▶ Extracted data entries:
** start **

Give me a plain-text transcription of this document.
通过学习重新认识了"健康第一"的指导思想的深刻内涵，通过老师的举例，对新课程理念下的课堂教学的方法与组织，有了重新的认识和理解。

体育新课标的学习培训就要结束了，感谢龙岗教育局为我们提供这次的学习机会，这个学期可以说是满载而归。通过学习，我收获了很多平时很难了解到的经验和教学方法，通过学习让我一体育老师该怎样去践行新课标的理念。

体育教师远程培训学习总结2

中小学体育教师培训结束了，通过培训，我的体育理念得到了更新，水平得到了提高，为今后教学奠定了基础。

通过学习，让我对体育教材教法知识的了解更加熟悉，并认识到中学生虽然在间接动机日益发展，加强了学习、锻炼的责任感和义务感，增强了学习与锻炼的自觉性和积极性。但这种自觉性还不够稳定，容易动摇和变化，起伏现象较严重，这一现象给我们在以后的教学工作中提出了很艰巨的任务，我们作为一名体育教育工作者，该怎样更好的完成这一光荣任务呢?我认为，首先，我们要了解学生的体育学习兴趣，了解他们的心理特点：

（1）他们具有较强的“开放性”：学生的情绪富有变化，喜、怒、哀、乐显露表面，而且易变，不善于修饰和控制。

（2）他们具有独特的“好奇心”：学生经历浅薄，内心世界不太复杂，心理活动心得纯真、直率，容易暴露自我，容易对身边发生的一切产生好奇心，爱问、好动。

** end **

Extract each line of the listing above, copying it word for word.

Give me a plain-text transcription of this document.
通过学习重新认识了"健康第一"的指导思想的深刻内涵，通过老师的举例，对新课程理念下的课堂教学的方法与组织，有了重新的认识和理解。

体育新课标的学习培训就要结束了，感谢龙岗教育局为我们提供这次的学习机会，这个学期可以说是满载而归。通过学习，我收获了很多平时很难了解到的经验和教学方法，通过学习让我一体育老师该怎样去践行新课标的理念。

体育教师远程培训学习总结2

中小学体育教师培训结束了，通过培训，我的体育理念得到了更新，水平得到了提高，为今后教学奠定了基础。

通过学习，让我对体育教材教法知识的了解更加熟悉，并认识到中学生虽然在间接动机日益发展，加强了学习、锻炼的责任感和义务感，增强了学习与锻炼的自觉性和积极性。但这种自觉性还不够稳定，容易动摇和变化，起伏现象较严重，这一现象给我们在以后的教学工作中提出了很艰巨的任务，我们作为一名体育教育工作者，该怎样更好的完成这一光荣任务呢?我认为，首先，我们要了解学生的体育学习兴趣，了解他们的心理特点：

（1）他们具有较强的“开放性”：学生的情绪富有变化，喜、怒、哀、乐显露表面，而且易变，不善于修饰和控制。

（2）他们具有独特的“好奇心”：学生经历浅薄，内心世界不太复杂，心理活动心得纯真、直率，容易暴露自我，容易对身边发生的一切产生好奇心，爱问、好动。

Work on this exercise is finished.